- [WHAT TO WORK ON] Everything in the listing except the pictures should be written out exactly.

** BEGIN RECORDS SHOWN **

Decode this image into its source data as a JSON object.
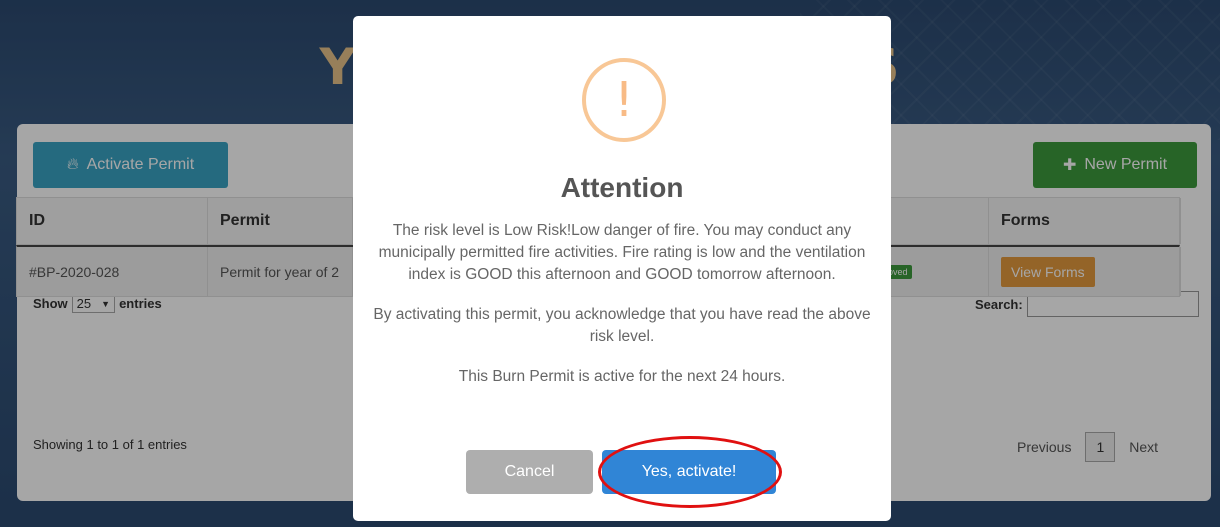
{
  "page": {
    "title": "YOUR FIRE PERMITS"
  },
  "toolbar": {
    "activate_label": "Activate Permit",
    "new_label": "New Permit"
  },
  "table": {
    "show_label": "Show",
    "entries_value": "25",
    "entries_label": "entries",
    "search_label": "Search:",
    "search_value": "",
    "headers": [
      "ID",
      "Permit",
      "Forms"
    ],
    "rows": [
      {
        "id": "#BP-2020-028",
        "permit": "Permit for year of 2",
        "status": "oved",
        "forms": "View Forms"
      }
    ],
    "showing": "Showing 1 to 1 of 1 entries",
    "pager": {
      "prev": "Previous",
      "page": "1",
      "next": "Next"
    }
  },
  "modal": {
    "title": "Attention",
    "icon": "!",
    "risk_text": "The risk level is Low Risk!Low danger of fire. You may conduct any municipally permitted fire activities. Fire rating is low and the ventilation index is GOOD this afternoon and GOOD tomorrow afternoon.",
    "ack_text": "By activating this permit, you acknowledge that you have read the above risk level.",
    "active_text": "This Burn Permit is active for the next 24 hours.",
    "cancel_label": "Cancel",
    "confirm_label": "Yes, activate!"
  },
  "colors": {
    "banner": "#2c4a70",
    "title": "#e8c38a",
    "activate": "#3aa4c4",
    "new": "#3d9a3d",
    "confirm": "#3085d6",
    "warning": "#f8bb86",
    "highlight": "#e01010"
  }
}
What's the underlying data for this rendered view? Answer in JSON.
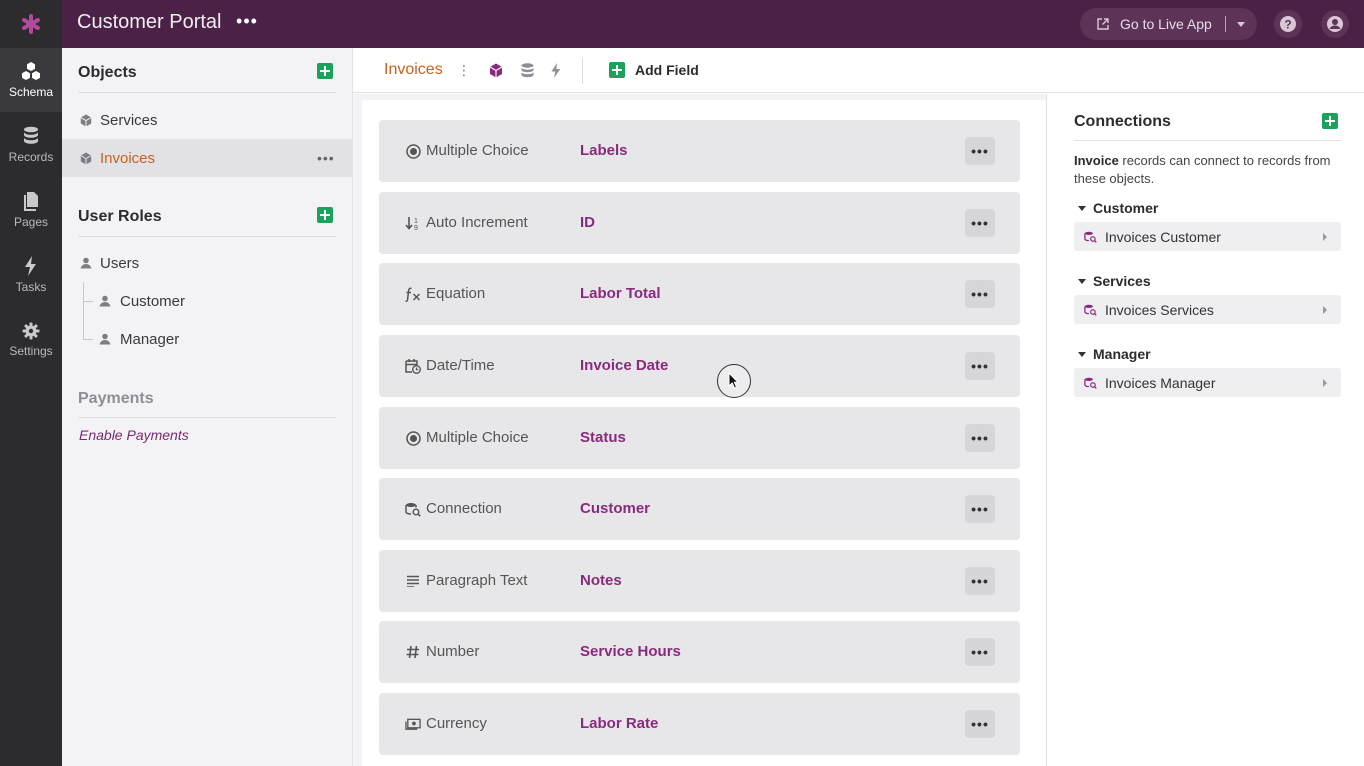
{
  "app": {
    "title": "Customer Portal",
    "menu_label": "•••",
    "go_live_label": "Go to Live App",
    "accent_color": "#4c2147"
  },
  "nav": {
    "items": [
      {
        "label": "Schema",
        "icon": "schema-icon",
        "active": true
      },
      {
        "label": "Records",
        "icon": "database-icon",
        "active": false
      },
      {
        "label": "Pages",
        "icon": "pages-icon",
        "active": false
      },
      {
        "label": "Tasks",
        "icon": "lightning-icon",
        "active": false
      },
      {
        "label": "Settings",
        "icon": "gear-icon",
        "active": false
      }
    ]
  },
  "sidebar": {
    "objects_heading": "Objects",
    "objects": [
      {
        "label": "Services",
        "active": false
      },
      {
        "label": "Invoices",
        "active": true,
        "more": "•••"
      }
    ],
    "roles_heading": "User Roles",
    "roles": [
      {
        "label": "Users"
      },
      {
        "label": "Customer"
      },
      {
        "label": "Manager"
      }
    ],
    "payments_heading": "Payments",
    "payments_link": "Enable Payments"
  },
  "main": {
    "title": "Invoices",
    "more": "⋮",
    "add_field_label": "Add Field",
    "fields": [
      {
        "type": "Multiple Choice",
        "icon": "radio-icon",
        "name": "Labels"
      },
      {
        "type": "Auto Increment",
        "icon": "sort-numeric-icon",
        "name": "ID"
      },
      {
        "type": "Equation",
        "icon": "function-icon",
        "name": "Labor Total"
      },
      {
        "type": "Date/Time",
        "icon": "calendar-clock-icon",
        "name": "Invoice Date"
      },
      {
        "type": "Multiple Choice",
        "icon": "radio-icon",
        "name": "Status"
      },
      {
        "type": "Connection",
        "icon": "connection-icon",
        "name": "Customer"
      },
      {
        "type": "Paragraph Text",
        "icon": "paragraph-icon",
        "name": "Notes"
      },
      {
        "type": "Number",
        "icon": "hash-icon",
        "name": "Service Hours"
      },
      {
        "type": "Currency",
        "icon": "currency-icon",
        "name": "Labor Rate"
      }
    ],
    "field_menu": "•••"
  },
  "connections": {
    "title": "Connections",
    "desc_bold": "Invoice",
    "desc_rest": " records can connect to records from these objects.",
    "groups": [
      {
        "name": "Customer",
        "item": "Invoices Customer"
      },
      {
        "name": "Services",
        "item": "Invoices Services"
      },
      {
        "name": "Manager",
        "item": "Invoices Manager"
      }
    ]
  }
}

** END RECORDS SHOWN **

- [TASK RESPONSE]
Decode this image into its source data as a JSON object.
{
  "page": {
    "title": "YOUR FIRE PERMITS"
  },
  "toolbar": {
    "activate_label": "Activate Permit",
    "new_label": "New Permit"
  },
  "table": {
    "show_label": "Show",
    "entries_value": "25",
    "entries_label": "entries",
    "search_label": "Search:",
    "search_value": "",
    "headers": [
      "ID",
      "Permit",
      "Forms"
    ],
    "rows": [
      {
        "id": "#BP-2020-028",
        "permit": "Permit for year of 2",
        "status": "oved",
        "forms": "View Forms"
      }
    ],
    "showing": "Showing 1 to 1 of 1 entries",
    "pager": {
      "prev": "Previous",
      "page": "1",
      "next": "Next"
    }
  },
  "modal": {
    "title": "Attention",
    "icon": "!",
    "risk_text": "The risk level is Low Risk!Low danger of fire. You may conduct any municipally permitted fire activities. Fire rating is low and the ventilation index is GOOD this afternoon and GOOD tomorrow afternoon.",
    "ack_text": "By activating this permit, you acknowledge that you have read the above risk level.",
    "active_text": "This Burn Permit is active for the next 24 hours.",
    "cancel_label": "Cancel",
    "confirm_label": "Yes, activate!"
  },
  "colors": {
    "banner": "#2c4a70",
    "title": "#e8c38a",
    "activate": "#3aa4c4",
    "new": "#3d9a3d",
    "confirm": "#3085d6",
    "warning": "#f8bb86",
    "highlight": "#e01010"
  }
}
What's the underlying data for this rendered view? Answer in JSON.
{
  "app": {
    "title": "Customer Portal",
    "menu_label": "•••",
    "go_live_label": "Go to Live App",
    "accent_color": "#4c2147"
  },
  "nav": {
    "items": [
      {
        "label": "Schema",
        "icon": "schema-icon",
        "active": true
      },
      {
        "label": "Records",
        "icon": "database-icon",
        "active": false
      },
      {
        "label": "Pages",
        "icon": "pages-icon",
        "active": false
      },
      {
        "label": "Tasks",
        "icon": "lightning-icon",
        "active": false
      },
      {
        "label": "Settings",
        "icon": "gear-icon",
        "active": false
      }
    ]
  },
  "sidebar": {
    "objects_heading": "Objects",
    "objects": [
      {
        "label": "Services",
        "active": false
      },
      {
        "label": "Invoices",
        "active": true,
        "more": "•••"
      }
    ],
    "roles_heading": "User Roles",
    "roles": [
      {
        "label": "Users"
      },
      {
        "label": "Customer"
      },
      {
        "label": "Manager"
      }
    ],
    "payments_heading": "Payments",
    "payments_link": "Enable Payments"
  },
  "main": {
    "title": "Invoices",
    "more": "⋮",
    "add_field_label": "Add Field",
    "fields": [
      {
        "type": "Multiple Choice",
        "icon": "radio-icon",
        "name": "Labels"
      },
      {
        "type": "Auto Increment",
        "icon": "sort-numeric-icon",
        "name": "ID"
      },
      {
        "type": "Equation",
        "icon": "function-icon",
        "name": "Labor Total"
      },
      {
        "type": "Date/Time",
        "icon": "calendar-clock-icon",
        "name": "Invoice Date"
      },
      {
        "type": "Multiple Choice",
        "icon": "radio-icon",
        "name": "Status"
      },
      {
        "type": "Connection",
        "icon": "connection-icon",
        "name": "Customer"
      },
      {
        "type": "Paragraph Text",
        "icon": "paragraph-icon",
        "name": "Notes"
      },
      {
        "type": "Number",
        "icon": "hash-icon",
        "name": "Service Hours"
      },
      {
        "type": "Currency",
        "icon": "currency-icon",
        "name": "Labor Rate"
      }
    ],
    "field_menu": "•••"
  },
  "connections": {
    "title": "Connections",
    "desc_bold": "Invoice",
    "desc_rest": " records can connect to records from these objects.",
    "groups": [
      {
        "name": "Customer",
        "item": "Invoices Customer"
      },
      {
        "name": "Services",
        "item": "Invoices Services"
      },
      {
        "name": "Manager",
        "item": "Invoices Manager"
      }
    ]
  }
}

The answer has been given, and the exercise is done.